Record excerpts:

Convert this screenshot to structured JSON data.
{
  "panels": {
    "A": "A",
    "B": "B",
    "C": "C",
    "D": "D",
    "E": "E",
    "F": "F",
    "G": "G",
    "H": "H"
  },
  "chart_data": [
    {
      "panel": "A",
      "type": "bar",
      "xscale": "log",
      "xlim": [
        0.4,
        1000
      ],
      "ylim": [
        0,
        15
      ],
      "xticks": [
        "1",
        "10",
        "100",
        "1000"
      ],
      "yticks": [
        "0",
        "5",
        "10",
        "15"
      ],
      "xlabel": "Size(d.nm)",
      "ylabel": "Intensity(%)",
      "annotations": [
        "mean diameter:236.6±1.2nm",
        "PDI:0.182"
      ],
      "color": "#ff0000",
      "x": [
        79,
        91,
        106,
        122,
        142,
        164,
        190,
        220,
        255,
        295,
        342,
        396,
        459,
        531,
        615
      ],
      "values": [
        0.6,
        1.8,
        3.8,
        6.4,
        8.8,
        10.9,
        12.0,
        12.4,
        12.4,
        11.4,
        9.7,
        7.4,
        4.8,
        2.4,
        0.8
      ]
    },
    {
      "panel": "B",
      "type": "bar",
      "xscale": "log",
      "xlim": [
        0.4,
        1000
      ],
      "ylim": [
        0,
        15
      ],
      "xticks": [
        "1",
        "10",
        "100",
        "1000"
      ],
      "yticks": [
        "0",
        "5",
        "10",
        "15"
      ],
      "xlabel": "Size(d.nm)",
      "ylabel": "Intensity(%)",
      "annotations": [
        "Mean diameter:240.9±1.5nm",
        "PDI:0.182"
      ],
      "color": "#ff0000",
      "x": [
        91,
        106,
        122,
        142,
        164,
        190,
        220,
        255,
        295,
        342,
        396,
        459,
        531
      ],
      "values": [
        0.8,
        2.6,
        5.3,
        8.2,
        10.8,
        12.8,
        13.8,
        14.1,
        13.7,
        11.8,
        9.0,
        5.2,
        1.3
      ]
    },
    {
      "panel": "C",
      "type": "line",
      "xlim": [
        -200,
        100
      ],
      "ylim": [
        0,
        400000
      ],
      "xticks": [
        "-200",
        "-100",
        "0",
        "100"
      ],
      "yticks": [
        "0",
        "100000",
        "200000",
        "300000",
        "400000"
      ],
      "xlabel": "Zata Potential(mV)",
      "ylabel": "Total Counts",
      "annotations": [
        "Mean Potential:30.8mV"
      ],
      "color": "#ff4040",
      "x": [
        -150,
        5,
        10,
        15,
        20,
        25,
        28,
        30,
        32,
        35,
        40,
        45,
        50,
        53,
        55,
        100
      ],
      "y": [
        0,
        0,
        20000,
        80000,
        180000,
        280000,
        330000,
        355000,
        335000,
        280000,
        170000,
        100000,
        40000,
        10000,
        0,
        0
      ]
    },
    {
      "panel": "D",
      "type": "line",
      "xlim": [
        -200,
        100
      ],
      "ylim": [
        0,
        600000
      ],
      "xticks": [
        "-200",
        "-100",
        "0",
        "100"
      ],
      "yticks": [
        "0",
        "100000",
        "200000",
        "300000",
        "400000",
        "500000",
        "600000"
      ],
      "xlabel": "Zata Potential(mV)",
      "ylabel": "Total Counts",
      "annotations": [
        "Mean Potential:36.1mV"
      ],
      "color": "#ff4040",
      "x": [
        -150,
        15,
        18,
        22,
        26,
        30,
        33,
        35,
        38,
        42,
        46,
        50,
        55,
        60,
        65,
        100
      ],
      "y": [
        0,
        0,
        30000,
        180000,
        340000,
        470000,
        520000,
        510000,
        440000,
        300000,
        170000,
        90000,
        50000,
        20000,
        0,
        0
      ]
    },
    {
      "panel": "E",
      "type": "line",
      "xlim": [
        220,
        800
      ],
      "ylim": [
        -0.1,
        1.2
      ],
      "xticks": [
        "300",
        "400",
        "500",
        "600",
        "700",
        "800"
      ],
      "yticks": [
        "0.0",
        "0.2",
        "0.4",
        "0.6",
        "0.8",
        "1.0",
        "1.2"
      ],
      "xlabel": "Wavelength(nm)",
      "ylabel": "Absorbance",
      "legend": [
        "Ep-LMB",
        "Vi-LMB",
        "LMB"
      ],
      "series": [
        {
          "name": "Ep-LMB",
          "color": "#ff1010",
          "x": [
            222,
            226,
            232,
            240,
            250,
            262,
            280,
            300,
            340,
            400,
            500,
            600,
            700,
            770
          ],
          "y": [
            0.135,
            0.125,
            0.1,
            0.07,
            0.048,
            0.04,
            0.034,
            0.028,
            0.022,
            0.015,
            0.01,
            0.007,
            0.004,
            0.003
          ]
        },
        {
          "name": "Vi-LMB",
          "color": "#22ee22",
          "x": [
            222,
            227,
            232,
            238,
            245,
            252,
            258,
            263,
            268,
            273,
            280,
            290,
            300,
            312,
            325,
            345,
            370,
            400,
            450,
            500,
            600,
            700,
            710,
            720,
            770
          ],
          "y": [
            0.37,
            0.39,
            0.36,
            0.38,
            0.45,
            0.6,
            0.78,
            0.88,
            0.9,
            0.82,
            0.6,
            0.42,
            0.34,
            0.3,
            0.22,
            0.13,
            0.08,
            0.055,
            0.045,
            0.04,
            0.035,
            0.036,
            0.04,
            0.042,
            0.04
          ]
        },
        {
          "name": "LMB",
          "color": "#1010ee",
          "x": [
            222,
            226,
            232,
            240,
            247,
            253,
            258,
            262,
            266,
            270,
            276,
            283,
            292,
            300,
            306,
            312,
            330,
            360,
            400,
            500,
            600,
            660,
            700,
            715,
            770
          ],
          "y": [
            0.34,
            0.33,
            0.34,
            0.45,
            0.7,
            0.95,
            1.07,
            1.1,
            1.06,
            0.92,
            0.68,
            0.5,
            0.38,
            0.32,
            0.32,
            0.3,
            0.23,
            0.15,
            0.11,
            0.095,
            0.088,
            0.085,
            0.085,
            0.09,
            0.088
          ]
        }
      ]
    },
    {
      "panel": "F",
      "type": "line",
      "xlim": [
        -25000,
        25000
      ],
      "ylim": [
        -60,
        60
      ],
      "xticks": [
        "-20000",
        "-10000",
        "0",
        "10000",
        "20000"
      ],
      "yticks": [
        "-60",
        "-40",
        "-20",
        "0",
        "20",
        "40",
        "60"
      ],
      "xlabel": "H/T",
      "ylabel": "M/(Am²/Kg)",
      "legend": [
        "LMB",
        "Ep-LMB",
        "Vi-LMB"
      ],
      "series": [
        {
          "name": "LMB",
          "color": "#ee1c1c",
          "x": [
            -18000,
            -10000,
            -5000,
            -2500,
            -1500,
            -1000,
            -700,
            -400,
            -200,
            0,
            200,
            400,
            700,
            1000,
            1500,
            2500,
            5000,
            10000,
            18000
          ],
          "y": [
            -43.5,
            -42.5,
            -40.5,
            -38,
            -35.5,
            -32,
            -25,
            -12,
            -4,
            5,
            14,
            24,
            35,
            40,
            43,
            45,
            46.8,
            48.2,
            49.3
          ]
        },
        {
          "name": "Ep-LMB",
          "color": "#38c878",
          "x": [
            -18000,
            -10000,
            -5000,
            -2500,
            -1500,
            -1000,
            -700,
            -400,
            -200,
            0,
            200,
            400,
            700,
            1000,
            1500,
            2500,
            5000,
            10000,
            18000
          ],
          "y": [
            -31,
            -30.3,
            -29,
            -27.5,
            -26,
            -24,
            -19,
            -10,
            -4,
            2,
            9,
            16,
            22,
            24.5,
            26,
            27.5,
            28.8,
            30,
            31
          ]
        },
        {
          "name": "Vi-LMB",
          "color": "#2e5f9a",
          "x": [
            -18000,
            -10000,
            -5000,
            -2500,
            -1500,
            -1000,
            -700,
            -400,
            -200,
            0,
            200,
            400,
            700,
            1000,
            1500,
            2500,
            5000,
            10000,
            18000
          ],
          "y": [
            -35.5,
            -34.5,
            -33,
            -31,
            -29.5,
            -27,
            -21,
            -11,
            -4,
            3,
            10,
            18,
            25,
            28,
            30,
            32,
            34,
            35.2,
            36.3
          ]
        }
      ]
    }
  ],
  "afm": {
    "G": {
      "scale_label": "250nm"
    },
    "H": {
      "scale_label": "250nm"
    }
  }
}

Brief:
Copy all lines from the material that hold "diameter".

Worked solution:
        "mean diameter:236.6±1.2nm",
        "Mean diameter:240.9±1.5nm",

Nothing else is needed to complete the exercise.